> **Aim of the exercise**
Leave out the pictures and copy every record exactly.

═════ Dataset entries

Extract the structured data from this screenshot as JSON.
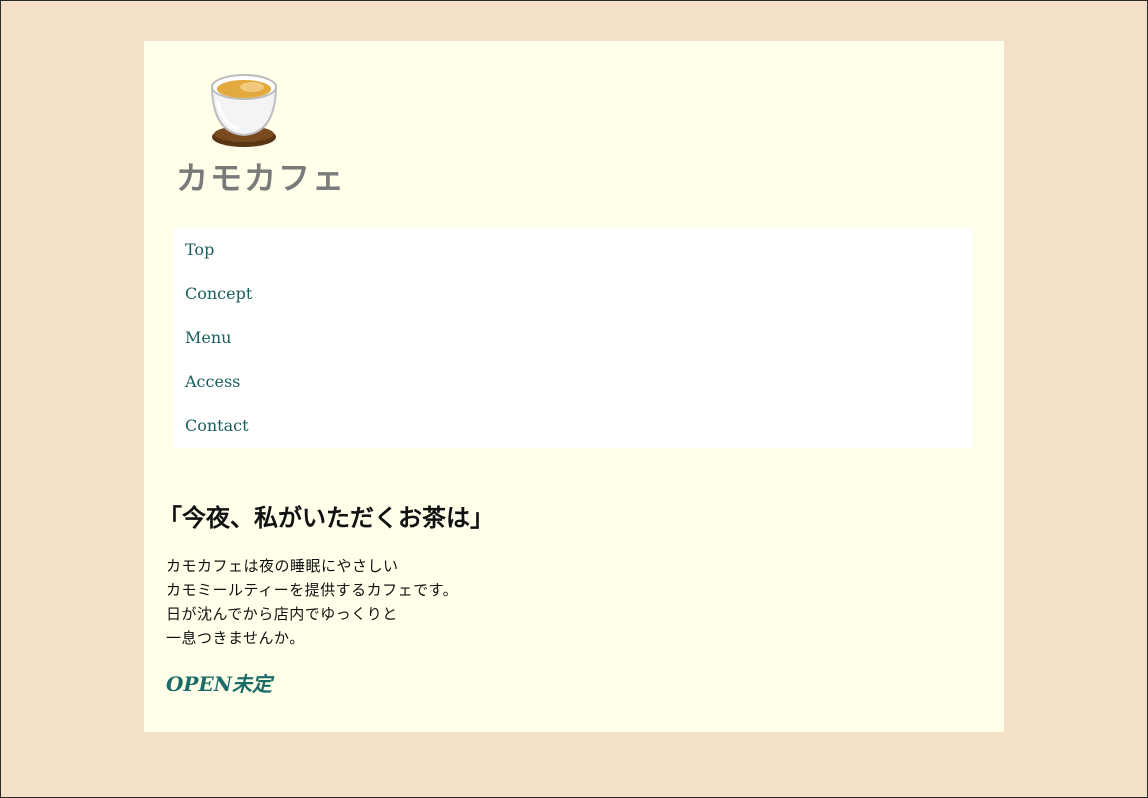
{
  "header": {
    "logo_icon": "teacup-icon",
    "site_title": "カモカフェ"
  },
  "nav": {
    "items": [
      {
        "label": "Top"
      },
      {
        "label": "Concept"
      },
      {
        "label": "Menu"
      },
      {
        "label": "Access"
      },
      {
        "label": "Contact"
      }
    ]
  },
  "main": {
    "headline": "「今夜、私がいただくお茶は」",
    "body_lines": [
      "カモカフェは夜の睡眠にやさしい",
      "カモミールティーを提供するカフェです。",
      "日が沈んでから店内でゆっくりと",
      "一息つきませんか。"
    ],
    "open_status": "OPEN未定"
  },
  "colors": {
    "background": "#f4e0c6",
    "page": "#ffffea",
    "nav_background": "#ffffff",
    "link": "#195e5e",
    "title": "#7a7a7a",
    "accent": "#1b6c68"
  }
}
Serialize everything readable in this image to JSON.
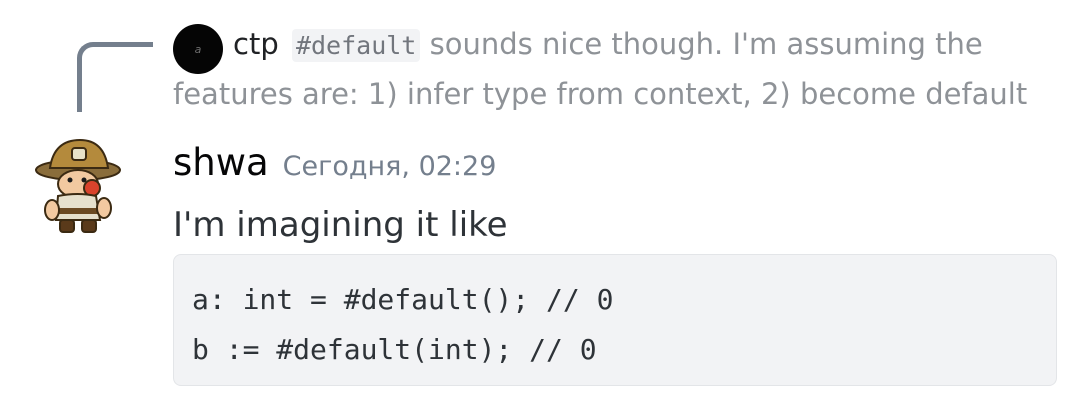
{
  "reply": {
    "author": "ctp",
    "inline_code": "#default",
    "text": " sounds nice though. I'm assuming the features are: 1) infer type from context, 2) become default",
    "avatar_icon": "dark-circle-avatar-icon"
  },
  "message": {
    "author": "shwa",
    "timestamp": "Сегодня, 02:29",
    "text": "I'm imagining it like",
    "avatar_icon": "miner-character-avatar-icon",
    "code_lines": [
      "a: int = #default(); // 0",
      "b := #default(int); // 0"
    ]
  },
  "colors": {
    "reply_text": "#8e9297",
    "username": "#060607",
    "timestamp": "#747f8d",
    "code_background": "#f2f3f5"
  }
}
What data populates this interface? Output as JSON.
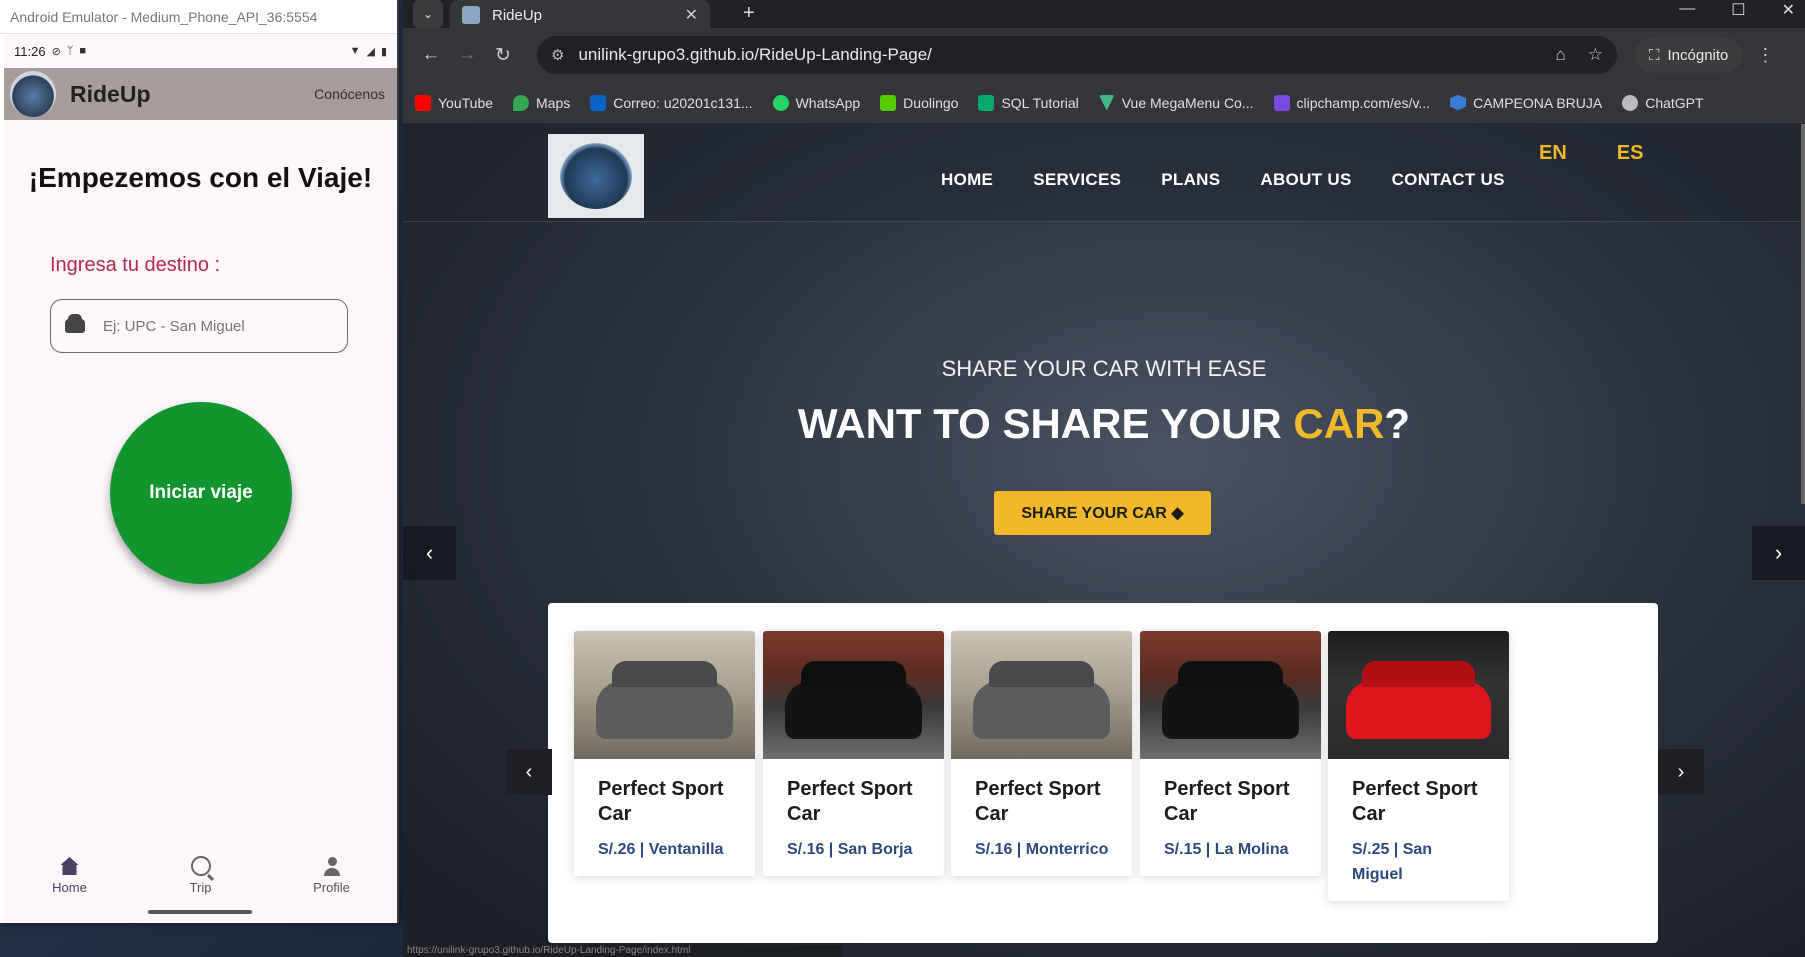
{
  "emulator": {
    "window_title": "Android Emulator - Medium_Phone_API_36:5554",
    "status_time": "11:26",
    "app_title": "RideUp",
    "app_link": "Conócenos",
    "heading": "¡Empezemos con el Viaje!",
    "destination_label": "Ingresa tu destino :",
    "destination_placeholder": "Ej: UPC - San Miguel",
    "start_button": "Iniciar viaje",
    "bottom_nav": [
      {
        "label": "Home",
        "icon": "home-icon",
        "active": true
      },
      {
        "label": "Trip",
        "icon": "trip-search-icon",
        "active": false
      },
      {
        "label": "Profile",
        "icon": "profile-icon",
        "active": false
      }
    ]
  },
  "browser": {
    "tab_title": "RideUp",
    "url": "unilink-grupo3.github.io/RideUp-Landing-Page/",
    "incognito_label": "Incógnito",
    "bookmarks": [
      {
        "label": "YouTube",
        "color": "#ff0000"
      },
      {
        "label": "Maps",
        "color": "#34a853"
      },
      {
        "label": "Correo: u20201c131...",
        "color": "#0a64c8"
      },
      {
        "label": "WhatsApp",
        "color": "#25d366"
      },
      {
        "label": "Duolingo",
        "color": "#58cc02"
      },
      {
        "label": "SQL Tutorial",
        "color": "#04aa6d"
      },
      {
        "label": "Vue MegaMenu Co...",
        "color": "#41b883"
      },
      {
        "label": "clipchamp.com/es/v...",
        "color": "#7b4ae2"
      },
      {
        "label": "CAMPEONA BRUJA",
        "color": "#3a7bd5"
      },
      {
        "label": "ChatGPT",
        "color": "#bbbbbb"
      }
    ],
    "status_url": "https://unilink-grupo3.github.io/RideUp-Landing-Page/index.html"
  },
  "site": {
    "nav": [
      "HOME",
      "SERVICES",
      "PLANS",
      "ABOUT US",
      "CONTACT US"
    ],
    "languages": [
      "EN",
      "ES"
    ],
    "hero_subtitle": "SHARE YOUR CAR WITH EASE",
    "hero_title_before": "WANT TO SHARE YOUR ",
    "hero_title_accent": "CAR",
    "hero_title_after": "?",
    "share_button": "SHARE YOUR CAR",
    "accent_color": "#f1b829",
    "cars": [
      {
        "name": "Perfect Sport Car",
        "price": "S/.26 | Ventanilla",
        "image": "silver-suv"
      },
      {
        "name": "Perfect Sport Car",
        "price": "S/.16 | San Borja",
        "image": "black-sedan"
      },
      {
        "name": "Perfect Sport Car",
        "price": "S/.16 | Monterrico",
        "image": "silver-suv"
      },
      {
        "name": "Perfect Sport Car",
        "price": "S/.15 | La Molina",
        "image": "black-sedan"
      },
      {
        "name": "Perfect Sport Car",
        "price": "S/.25 | San Miguel",
        "image": "red-sports"
      }
    ]
  }
}
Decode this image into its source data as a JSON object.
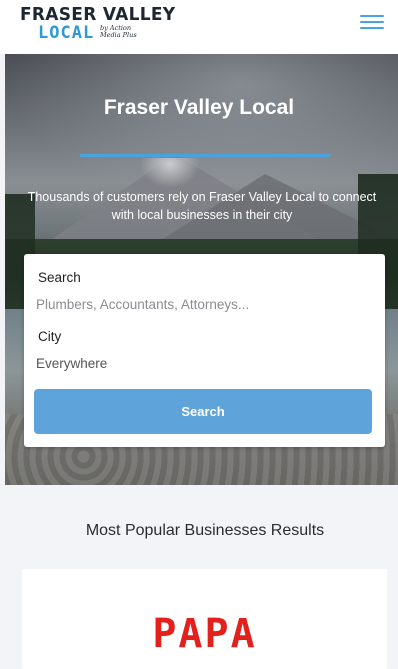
{
  "header": {
    "logo_line1": "FRASER VALLEY",
    "logo_line2": "LOCAL",
    "logo_tagline_1": "by Action",
    "logo_tagline_2": "Media Plus",
    "menu_icon": "hamburger-icon"
  },
  "hero": {
    "title": "Fraser Valley Local",
    "subtitle": "Thousands of customers rely on Fraser Valley Local to connect with local businesses in their city",
    "accent_color": "#4aa3df"
  },
  "search_form": {
    "search_label": "Search",
    "search_placeholder": "Plumbers, Accountants, Attorneys...",
    "city_label": "City",
    "city_value": "Everywhere",
    "button_label": "Search",
    "button_color": "#5fa3db"
  },
  "popular": {
    "title": "Most Popular Businesses Results",
    "first_business_logo_text": "PAPA",
    "logo_color": "#e3201b"
  }
}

══════════

> **Task result**
Extract the structured data from this screenshot as JSON.
{
  "header": {
    "logo_icon": "teacup-icon",
    "site_title": "カモカフェ"
  },
  "nav": {
    "items": [
      {
        "label": "Top"
      },
      {
        "label": "Concept"
      },
      {
        "label": "Menu"
      },
      {
        "label": "Access"
      },
      {
        "label": "Contact"
      }
    ]
  },
  "main": {
    "headline": "「今夜、私がいただくお茶は」",
    "body_lines": [
      "カモカフェは夜の睡眠にやさしい",
      "カモミールティーを提供するカフェです。",
      "日が沈んでから店内でゆっくりと",
      "一息つきませんか。"
    ],
    "open_status": "OPEN未定"
  },
  "colors": {
    "background": "#f4e0c6",
    "page": "#ffffea",
    "nav_background": "#ffffff",
    "link": "#195e5e",
    "title": "#7a7a7a",
    "accent": "#1b6c68"
  }
}
Serialize everything readable in this image to JSON.
{
  "reply": {
    "author": "ctp",
    "inline_code": "#default",
    "text": " sounds nice though. I'm assuming the features are: 1) infer type from context, 2) become default",
    "avatar_icon": "dark-circle-avatar-icon"
  },
  "message": {
    "author": "shwa",
    "timestamp": "Сегодня, 02:29",
    "text": "I'm imagining it like",
    "avatar_icon": "miner-character-avatar-icon",
    "code_lines": [
      "a: int = #default(); // 0",
      "b := #default(int); // 0"
    ]
  },
  "colors": {
    "reply_text": "#8e9297",
    "username": "#060607",
    "timestamp": "#747f8d",
    "code_background": "#f2f3f5"
  }
}
What data populates this interface? Output as JSON.
{
  "emulator": {
    "window_title": "Android Emulator - Medium_Phone_API_36:5554",
    "status_time": "11:26",
    "app_title": "RideUp",
    "app_link": "Conócenos",
    "heading": "¡Empezemos con el Viaje!",
    "destination_label": "Ingresa tu destino :",
    "destination_placeholder": "Ej: UPC - San Miguel",
    "start_button": "Iniciar viaje",
    "bottom_nav": [
      {
        "label": "Home",
        "icon": "home-icon",
        "active": true
      },
      {
        "label": "Trip",
        "icon": "trip-search-icon",
        "active": false
      },
      {
        "label": "Profile",
        "icon": "profile-icon",
        "active": false
      }
    ]
  },
  "browser": {
    "tab_title": "RideUp",
    "url": "unilink-grupo3.github.io/RideUp-Landing-Page/",
    "incognito_label": "Incógnito",
    "bookmarks": [
      {
        "label": "YouTube",
        "color": "#ff0000"
      },
      {
        "label": "Maps",
        "color": "#34a853"
      },
      {
        "label": "Correo: u20201c131...",
        "color": "#0a64c8"
      },
      {
        "label": "WhatsApp",
        "color": "#25d366"
      },
      {
        "label": "Duolingo",
        "color": "#58cc02"
      },
      {
        "label": "SQL Tutorial",
        "color": "#04aa6d"
      },
      {
        "label": "Vue MegaMenu Co...",
        "color": "#41b883"
      },
      {
        "label": "clipchamp.com/es/v...",
        "color": "#7b4ae2"
      },
      {
        "label": "CAMPEONA BRUJA",
        "color": "#3a7bd5"
      },
      {
        "label": "ChatGPT",
        "color": "#bbbbbb"
      }
    ],
    "status_url": "https://unilink-grupo3.github.io/RideUp-Landing-Page/index.html"
  },
  "site": {
    "nav": [
      "HOME",
      "SERVICES",
      "PLANS",
      "ABOUT US",
      "CONTACT US"
    ],
    "languages": [
      "EN",
      "ES"
    ],
    "hero_subtitle": "SHARE YOUR CAR WITH EASE",
    "hero_title_before": "WANT TO SHARE YOUR ",
    "hero_title_accent": "CAR",
    "hero_title_after": "?",
    "share_button": "SHARE YOUR CAR",
    "accent_color": "#f1b829",
    "cars": [
      {
        "name": "Perfect Sport Car",
        "price": "S/.26 | Ventanilla",
        "image": "silver-suv"
      },
      {
        "name": "Perfect Sport Car",
        "price": "S/.16 | San Borja",
        "image": "black-sedan"
      },
      {
        "name": "Perfect Sport Car",
        "price": "S/.16 | Monterrico",
        "image": "silver-suv"
      },
      {
        "name": "Perfect Sport Car",
        "price": "S/.15 | La Molina",
        "image": "black-sedan"
      },
      {
        "name": "Perfect Sport Car",
        "price": "S/.25 | San Miguel",
        "image": "red-sports"
      }
    ]
  }
}
Decode this image into its source data as a JSON object.
{
  "header": {
    "logo_line1": "FRASER VALLEY",
    "logo_line2": "LOCAL",
    "logo_tagline_1": "by Action",
    "logo_tagline_2": "Media Plus",
    "menu_icon": "hamburger-icon"
  },
  "hero": {
    "title": "Fraser Valley Local",
    "subtitle": "Thousands of customers rely on Fraser Valley Local to connect with local businesses in their city",
    "accent_color": "#4aa3df"
  },
  "search_form": {
    "search_label": "Search",
    "search_placeholder": "Plumbers, Accountants, Attorneys...",
    "city_label": "City",
    "city_value": "Everywhere",
    "button_label": "Search",
    "button_color": "#5fa3db"
  },
  "popular": {
    "title": "Most Popular Businesses Results",
    "first_business_logo_text": "PAPA",
    "logo_color": "#e3201b"
  }
}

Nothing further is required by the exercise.